**Set problem:** Copy all lines holding the word "source" from the entries.
** Start of Material for this task **
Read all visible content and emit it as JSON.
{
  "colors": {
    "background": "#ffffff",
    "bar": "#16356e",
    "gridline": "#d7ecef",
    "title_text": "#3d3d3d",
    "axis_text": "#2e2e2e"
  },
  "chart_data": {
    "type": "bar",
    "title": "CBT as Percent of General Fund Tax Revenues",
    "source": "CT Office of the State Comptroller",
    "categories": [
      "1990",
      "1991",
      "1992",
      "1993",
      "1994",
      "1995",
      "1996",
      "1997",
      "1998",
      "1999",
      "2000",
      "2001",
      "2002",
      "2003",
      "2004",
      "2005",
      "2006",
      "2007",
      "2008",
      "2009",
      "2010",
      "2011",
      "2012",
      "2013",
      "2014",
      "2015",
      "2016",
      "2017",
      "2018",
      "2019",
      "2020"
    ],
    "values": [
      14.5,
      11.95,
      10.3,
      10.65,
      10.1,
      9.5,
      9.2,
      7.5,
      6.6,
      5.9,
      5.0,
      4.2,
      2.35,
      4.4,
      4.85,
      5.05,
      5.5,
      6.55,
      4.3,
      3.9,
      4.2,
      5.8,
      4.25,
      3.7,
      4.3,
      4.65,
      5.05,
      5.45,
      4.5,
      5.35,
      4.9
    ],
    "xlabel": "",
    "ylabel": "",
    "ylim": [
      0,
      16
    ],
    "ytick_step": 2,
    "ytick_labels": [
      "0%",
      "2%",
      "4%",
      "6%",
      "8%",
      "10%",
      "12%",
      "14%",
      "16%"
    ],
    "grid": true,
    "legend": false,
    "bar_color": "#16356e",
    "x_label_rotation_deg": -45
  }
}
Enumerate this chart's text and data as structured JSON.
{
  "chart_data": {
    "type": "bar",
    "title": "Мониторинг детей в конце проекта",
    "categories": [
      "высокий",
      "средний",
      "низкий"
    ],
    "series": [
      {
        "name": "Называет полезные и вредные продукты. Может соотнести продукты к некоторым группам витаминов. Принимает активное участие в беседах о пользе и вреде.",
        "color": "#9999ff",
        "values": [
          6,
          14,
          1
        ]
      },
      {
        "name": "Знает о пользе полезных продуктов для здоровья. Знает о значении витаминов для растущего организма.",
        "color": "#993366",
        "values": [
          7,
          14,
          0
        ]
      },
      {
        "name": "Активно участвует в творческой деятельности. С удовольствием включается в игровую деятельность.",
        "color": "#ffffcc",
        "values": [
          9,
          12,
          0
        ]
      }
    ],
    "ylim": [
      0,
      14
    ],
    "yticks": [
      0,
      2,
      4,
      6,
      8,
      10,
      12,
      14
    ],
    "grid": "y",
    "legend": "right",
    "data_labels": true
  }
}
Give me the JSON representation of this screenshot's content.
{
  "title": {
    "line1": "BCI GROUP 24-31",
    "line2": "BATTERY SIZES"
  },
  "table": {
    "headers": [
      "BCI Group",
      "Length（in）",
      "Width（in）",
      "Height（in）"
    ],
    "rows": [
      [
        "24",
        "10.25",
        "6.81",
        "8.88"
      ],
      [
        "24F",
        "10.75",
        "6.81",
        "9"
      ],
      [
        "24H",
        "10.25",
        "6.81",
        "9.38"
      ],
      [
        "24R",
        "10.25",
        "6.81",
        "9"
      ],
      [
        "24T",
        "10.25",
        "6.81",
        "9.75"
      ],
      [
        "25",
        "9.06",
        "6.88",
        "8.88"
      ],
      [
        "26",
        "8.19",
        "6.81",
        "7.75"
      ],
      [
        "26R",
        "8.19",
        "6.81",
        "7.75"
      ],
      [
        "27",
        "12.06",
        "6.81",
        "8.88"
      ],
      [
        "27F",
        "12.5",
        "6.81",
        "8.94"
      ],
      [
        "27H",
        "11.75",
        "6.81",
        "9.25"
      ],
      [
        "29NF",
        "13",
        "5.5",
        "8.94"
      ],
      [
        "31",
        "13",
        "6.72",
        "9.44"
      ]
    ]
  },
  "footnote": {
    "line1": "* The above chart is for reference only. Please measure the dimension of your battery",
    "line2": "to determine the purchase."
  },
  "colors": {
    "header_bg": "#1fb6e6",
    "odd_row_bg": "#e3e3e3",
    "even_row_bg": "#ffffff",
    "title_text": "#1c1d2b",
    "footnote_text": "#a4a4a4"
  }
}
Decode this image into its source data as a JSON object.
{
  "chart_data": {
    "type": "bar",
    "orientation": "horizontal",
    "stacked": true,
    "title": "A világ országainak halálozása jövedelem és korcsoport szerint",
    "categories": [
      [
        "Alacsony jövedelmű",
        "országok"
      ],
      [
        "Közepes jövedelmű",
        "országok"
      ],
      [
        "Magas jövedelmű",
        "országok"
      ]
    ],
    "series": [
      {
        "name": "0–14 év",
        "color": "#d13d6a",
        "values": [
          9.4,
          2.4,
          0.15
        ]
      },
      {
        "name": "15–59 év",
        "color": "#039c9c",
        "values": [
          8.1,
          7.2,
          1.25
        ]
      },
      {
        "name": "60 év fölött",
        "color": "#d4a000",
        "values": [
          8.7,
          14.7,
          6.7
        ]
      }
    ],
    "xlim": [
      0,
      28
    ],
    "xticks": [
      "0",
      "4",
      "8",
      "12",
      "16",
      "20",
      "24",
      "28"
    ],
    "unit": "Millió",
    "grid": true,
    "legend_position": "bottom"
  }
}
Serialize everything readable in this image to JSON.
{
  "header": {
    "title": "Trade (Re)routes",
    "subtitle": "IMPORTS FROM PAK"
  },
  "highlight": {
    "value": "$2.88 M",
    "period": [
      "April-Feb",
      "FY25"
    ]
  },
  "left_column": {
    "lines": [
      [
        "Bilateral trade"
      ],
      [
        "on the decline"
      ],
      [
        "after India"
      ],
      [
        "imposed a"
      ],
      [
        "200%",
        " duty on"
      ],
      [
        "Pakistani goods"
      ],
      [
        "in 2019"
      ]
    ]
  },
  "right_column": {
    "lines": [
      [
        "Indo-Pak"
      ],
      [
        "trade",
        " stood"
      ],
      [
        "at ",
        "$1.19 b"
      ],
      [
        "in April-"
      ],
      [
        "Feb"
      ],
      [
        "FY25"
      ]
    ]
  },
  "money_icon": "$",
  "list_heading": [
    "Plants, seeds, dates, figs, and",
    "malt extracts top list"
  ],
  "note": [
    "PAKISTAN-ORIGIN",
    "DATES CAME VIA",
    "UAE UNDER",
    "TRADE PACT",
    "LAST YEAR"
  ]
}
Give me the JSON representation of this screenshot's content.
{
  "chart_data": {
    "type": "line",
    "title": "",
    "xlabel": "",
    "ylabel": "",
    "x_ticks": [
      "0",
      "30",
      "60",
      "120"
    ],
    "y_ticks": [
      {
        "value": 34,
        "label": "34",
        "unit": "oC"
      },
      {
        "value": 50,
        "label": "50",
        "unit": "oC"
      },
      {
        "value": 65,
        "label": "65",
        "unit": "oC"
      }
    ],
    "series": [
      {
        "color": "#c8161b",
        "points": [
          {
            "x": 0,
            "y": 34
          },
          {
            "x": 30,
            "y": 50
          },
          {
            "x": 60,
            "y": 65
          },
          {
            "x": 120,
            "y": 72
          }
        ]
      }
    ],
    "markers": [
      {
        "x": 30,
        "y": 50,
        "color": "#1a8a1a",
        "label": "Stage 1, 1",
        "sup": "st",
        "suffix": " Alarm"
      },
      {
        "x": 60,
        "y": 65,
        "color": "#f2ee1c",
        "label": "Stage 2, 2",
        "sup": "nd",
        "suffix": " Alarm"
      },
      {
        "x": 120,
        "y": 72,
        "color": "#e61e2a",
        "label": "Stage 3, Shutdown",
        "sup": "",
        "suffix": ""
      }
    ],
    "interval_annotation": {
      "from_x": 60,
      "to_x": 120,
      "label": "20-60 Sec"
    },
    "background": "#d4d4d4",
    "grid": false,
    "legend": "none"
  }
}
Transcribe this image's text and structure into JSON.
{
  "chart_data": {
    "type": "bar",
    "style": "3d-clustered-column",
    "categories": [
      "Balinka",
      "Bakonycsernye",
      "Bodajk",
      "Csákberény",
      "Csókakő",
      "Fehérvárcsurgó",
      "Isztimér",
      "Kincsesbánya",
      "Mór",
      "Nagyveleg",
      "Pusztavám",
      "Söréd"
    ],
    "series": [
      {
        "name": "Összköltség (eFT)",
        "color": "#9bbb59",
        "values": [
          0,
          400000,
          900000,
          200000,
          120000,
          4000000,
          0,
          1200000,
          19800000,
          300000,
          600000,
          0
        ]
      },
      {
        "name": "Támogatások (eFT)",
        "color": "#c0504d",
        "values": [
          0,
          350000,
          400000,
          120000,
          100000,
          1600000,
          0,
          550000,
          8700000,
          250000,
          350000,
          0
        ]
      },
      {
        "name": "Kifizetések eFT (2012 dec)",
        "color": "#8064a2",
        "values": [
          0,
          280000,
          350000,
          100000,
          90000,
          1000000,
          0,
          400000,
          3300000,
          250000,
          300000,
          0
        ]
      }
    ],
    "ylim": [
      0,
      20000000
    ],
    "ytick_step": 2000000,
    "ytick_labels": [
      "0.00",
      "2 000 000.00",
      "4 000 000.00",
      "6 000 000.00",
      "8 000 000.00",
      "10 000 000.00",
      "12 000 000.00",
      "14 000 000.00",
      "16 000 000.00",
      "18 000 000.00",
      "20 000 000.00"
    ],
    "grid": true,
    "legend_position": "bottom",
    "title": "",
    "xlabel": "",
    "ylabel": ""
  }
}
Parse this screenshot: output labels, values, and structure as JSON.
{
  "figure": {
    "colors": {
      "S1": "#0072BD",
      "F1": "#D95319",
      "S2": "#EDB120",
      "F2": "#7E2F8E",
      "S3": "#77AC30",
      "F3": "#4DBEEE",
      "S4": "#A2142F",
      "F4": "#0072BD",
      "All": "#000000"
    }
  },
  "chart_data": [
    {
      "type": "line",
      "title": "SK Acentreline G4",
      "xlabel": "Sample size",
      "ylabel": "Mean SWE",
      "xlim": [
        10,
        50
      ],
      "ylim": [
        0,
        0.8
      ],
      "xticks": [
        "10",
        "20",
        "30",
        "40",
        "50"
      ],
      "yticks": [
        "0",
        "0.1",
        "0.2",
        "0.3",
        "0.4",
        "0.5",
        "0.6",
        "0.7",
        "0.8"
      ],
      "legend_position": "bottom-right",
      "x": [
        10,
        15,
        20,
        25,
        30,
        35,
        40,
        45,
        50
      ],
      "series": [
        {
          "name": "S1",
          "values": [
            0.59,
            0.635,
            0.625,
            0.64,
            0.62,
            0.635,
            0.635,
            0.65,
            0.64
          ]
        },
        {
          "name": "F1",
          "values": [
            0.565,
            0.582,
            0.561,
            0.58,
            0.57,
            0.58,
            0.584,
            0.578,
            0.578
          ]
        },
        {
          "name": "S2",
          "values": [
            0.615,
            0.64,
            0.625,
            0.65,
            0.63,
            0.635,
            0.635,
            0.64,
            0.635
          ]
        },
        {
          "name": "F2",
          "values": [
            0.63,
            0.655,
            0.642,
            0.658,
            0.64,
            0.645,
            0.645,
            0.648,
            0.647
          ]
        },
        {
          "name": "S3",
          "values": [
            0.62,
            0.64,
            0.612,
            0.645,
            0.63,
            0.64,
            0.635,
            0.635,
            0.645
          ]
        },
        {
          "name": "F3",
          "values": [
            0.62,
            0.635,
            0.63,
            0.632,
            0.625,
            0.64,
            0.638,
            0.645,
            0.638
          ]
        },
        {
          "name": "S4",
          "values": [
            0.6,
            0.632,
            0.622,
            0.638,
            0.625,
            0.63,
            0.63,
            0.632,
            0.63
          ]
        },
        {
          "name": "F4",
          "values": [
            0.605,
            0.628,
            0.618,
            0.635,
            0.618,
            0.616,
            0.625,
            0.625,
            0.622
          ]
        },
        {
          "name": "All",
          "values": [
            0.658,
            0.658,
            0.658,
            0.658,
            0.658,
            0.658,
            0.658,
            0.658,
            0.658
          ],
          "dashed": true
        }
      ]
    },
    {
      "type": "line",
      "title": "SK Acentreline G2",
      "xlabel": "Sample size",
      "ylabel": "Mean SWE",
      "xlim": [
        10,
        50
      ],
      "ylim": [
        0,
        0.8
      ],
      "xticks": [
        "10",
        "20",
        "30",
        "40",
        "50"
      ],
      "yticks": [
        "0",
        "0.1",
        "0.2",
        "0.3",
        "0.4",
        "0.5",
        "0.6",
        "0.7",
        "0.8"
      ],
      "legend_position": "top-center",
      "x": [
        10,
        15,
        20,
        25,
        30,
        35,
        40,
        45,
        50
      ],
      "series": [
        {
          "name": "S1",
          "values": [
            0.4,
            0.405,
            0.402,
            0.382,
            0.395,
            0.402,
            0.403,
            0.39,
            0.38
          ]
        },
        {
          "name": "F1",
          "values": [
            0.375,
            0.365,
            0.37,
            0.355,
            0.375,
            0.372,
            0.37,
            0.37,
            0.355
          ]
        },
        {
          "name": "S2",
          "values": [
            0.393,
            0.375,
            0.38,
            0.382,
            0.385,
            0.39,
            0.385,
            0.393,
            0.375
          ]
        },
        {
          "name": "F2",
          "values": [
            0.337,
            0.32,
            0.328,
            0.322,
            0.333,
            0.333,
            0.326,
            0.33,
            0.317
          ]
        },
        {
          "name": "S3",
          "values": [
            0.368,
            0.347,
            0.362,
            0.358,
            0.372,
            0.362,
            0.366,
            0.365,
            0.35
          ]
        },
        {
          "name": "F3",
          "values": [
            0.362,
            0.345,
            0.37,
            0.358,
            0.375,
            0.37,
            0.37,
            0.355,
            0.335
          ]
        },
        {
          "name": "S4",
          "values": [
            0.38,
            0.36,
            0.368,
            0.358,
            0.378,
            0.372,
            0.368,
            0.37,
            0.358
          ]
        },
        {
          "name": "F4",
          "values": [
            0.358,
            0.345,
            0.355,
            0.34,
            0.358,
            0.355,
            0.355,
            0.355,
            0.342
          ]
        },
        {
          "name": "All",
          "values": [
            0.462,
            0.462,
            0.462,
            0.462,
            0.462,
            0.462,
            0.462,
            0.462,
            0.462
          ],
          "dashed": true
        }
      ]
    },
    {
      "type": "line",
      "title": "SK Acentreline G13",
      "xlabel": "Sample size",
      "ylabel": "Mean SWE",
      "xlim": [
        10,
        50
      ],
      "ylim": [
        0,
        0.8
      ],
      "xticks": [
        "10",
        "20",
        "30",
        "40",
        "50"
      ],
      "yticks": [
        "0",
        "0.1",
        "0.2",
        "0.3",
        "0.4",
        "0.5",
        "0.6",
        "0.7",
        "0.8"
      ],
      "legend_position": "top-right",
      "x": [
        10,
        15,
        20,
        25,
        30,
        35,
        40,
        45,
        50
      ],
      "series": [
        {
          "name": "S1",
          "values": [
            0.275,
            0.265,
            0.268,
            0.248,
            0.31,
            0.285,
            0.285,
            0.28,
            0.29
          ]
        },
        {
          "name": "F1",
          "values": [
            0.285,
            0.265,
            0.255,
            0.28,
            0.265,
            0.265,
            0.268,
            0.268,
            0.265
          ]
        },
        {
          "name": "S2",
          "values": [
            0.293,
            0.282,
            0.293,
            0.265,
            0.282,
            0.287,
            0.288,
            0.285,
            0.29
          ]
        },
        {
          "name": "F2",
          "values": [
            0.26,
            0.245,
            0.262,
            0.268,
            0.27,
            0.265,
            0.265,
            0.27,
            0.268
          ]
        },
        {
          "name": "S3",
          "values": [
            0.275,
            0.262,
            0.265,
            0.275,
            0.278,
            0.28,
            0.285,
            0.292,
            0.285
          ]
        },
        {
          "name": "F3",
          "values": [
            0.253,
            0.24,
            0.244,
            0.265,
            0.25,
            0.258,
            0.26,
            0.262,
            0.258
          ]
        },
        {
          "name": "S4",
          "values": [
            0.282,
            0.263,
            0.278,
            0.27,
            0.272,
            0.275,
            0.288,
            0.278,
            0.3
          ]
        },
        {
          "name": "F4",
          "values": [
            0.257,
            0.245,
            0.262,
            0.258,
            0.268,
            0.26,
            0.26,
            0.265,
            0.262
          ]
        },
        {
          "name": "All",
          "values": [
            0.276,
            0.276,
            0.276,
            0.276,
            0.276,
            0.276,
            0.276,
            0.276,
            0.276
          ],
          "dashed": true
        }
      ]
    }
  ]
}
** End of Material for this task **
**Solution to this problem:**
    "source": "CT Office of the State Comptroller",
Decode this image into its source data as a JSON object.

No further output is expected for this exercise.